- _Set task_: Tell me how many lines hold "деятельности", please, using only the number.
--------------------------------------------------
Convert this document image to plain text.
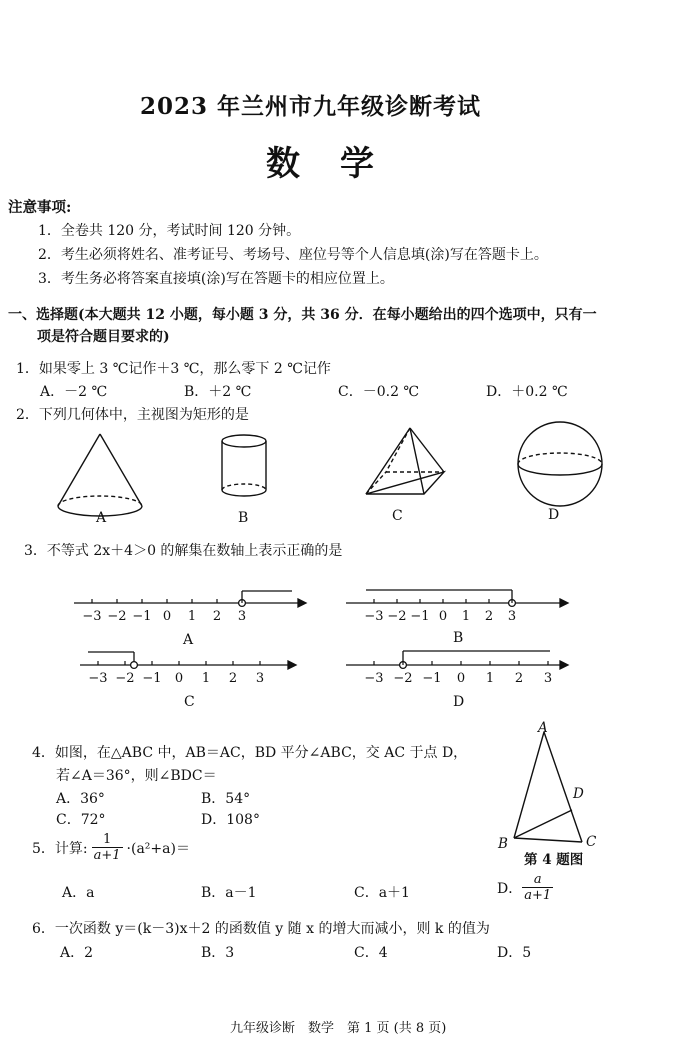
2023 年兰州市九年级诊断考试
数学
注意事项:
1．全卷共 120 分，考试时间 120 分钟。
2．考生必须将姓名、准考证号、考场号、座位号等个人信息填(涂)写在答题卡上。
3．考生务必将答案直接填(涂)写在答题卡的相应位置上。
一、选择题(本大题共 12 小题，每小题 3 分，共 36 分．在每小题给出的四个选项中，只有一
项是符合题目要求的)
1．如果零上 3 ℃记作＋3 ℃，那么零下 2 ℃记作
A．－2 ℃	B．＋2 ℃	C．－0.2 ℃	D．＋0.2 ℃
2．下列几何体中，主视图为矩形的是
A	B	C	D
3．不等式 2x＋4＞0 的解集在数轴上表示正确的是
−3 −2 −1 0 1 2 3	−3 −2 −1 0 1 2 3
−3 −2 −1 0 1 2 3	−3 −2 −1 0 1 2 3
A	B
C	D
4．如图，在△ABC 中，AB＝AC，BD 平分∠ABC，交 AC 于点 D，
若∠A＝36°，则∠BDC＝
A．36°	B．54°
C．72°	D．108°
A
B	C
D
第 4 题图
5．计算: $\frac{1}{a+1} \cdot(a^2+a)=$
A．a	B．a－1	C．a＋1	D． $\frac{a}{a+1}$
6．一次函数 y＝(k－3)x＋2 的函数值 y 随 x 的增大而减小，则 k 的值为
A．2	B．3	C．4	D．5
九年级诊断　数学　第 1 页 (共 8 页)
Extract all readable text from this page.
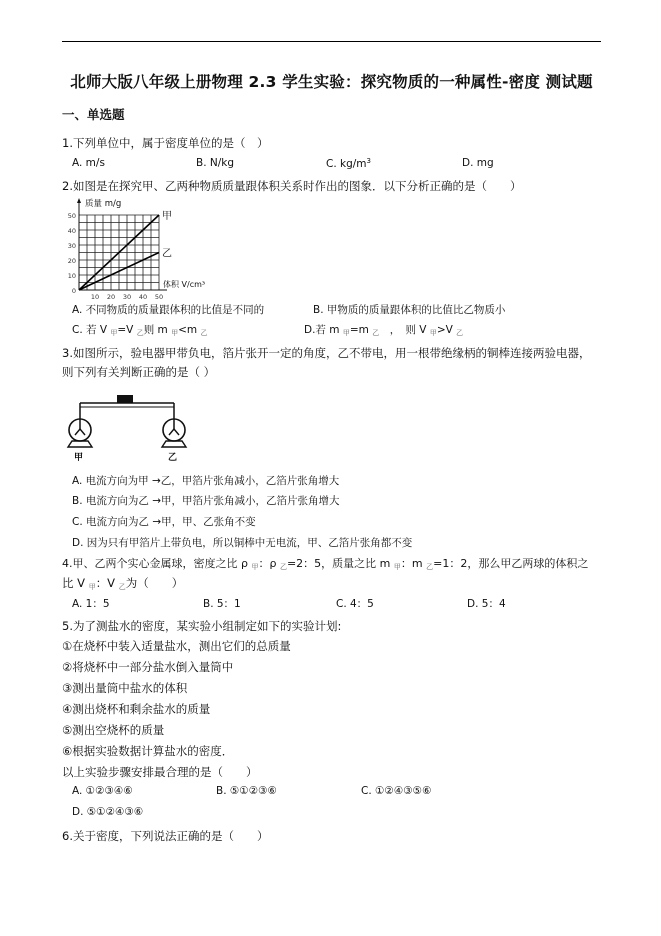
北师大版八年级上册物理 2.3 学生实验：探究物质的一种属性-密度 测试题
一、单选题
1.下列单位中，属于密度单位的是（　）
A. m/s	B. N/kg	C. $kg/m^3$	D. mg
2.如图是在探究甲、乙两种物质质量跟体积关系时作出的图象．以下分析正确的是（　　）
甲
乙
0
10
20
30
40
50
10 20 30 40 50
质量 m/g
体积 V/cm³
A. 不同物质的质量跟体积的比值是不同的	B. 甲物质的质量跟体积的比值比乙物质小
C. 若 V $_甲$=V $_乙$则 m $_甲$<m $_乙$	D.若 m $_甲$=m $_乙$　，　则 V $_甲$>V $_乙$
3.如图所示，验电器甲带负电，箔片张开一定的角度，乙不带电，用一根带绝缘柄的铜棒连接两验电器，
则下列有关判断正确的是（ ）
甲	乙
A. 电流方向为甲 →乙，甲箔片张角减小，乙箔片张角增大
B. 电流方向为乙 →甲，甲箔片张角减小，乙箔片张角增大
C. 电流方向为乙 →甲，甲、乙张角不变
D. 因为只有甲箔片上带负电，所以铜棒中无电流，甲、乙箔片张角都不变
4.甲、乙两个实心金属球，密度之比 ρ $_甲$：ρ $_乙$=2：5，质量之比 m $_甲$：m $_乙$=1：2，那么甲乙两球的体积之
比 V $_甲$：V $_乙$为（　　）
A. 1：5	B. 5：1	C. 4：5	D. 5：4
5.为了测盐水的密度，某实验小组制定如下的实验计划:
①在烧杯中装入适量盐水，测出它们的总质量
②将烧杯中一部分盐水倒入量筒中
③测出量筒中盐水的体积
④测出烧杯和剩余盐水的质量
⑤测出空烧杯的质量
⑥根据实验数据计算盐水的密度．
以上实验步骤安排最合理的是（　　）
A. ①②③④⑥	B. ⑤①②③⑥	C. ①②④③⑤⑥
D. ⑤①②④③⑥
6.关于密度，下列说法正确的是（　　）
--------------------------------------------------
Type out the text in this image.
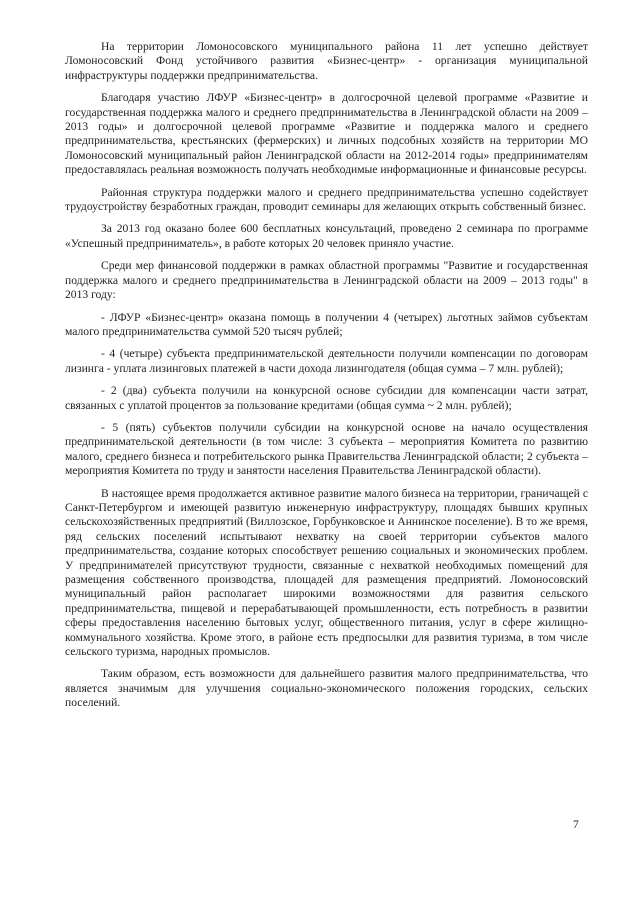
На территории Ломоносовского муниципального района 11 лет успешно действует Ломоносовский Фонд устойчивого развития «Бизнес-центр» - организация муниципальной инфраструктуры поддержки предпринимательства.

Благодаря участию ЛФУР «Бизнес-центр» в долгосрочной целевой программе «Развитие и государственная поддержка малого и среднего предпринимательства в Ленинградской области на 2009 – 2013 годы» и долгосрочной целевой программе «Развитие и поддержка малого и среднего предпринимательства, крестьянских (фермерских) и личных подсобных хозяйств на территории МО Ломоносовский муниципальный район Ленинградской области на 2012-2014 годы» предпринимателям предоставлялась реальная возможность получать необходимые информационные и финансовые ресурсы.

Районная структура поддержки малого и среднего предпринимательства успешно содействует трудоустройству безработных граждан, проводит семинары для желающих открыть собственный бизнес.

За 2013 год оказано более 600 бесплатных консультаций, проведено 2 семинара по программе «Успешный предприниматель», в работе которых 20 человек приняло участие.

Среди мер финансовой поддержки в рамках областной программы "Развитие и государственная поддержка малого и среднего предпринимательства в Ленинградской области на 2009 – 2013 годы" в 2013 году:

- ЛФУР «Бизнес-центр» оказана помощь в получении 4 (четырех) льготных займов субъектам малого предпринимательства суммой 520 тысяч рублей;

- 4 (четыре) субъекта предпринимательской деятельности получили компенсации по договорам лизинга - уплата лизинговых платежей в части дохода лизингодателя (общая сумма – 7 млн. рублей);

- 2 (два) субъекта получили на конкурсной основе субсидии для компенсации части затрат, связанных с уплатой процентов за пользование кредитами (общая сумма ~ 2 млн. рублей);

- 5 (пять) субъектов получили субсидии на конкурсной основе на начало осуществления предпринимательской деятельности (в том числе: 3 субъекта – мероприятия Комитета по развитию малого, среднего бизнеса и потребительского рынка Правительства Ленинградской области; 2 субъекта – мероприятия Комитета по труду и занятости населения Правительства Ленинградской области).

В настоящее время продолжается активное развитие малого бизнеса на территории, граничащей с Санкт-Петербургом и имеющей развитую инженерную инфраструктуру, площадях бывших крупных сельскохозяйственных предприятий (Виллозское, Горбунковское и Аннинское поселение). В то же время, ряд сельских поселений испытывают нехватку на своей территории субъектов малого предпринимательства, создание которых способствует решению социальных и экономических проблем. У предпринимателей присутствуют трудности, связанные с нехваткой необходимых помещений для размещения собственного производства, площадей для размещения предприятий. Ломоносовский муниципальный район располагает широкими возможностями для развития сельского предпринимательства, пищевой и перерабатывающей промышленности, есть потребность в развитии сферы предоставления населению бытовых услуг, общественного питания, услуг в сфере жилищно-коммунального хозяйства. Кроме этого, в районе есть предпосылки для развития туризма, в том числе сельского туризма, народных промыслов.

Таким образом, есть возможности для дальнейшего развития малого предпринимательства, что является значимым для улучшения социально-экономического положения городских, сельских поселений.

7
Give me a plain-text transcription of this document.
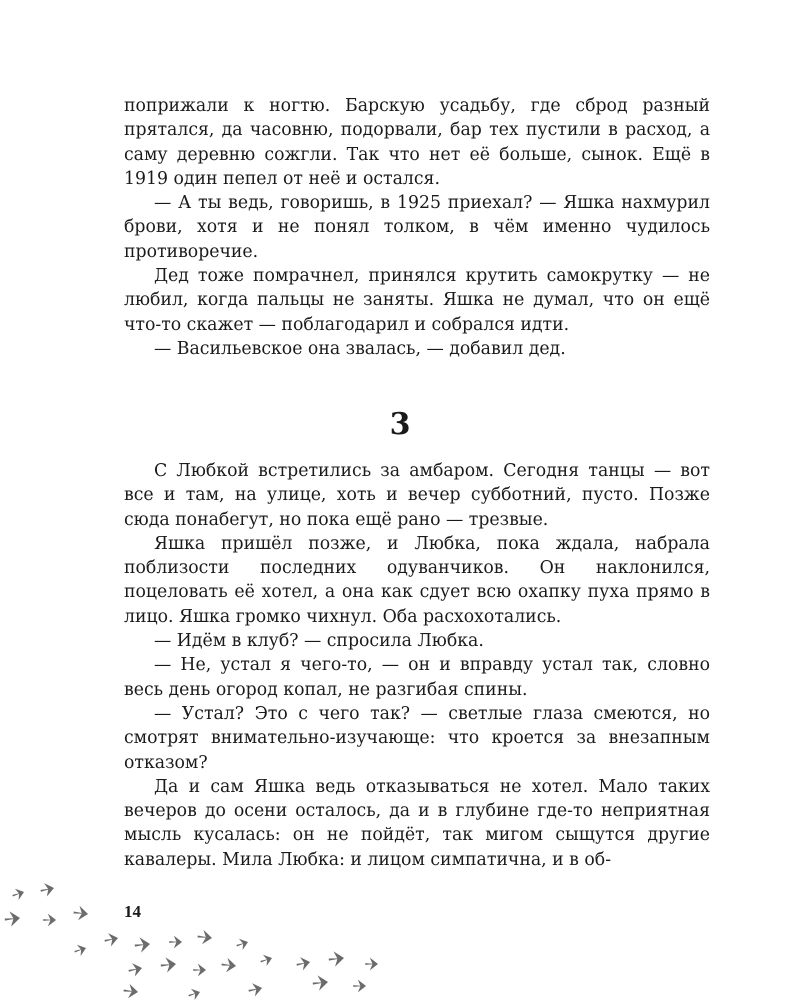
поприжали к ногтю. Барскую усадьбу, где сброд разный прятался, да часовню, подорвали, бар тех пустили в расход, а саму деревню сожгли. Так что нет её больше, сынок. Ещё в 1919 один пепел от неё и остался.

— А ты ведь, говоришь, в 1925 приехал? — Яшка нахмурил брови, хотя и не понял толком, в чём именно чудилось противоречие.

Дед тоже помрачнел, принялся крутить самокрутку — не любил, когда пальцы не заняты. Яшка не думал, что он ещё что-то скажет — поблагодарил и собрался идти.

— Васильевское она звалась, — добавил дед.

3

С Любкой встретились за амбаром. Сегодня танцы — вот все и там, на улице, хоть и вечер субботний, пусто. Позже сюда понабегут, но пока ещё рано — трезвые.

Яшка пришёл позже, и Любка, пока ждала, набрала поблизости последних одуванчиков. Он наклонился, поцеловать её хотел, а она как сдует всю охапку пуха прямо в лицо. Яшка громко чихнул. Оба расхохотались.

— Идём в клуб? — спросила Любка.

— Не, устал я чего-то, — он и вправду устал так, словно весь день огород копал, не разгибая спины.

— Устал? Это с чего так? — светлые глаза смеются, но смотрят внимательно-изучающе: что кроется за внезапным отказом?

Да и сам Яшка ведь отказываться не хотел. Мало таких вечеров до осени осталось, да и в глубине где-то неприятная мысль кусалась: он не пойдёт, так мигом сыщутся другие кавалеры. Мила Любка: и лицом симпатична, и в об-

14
--------------------------------------------------
- _Final result_: 2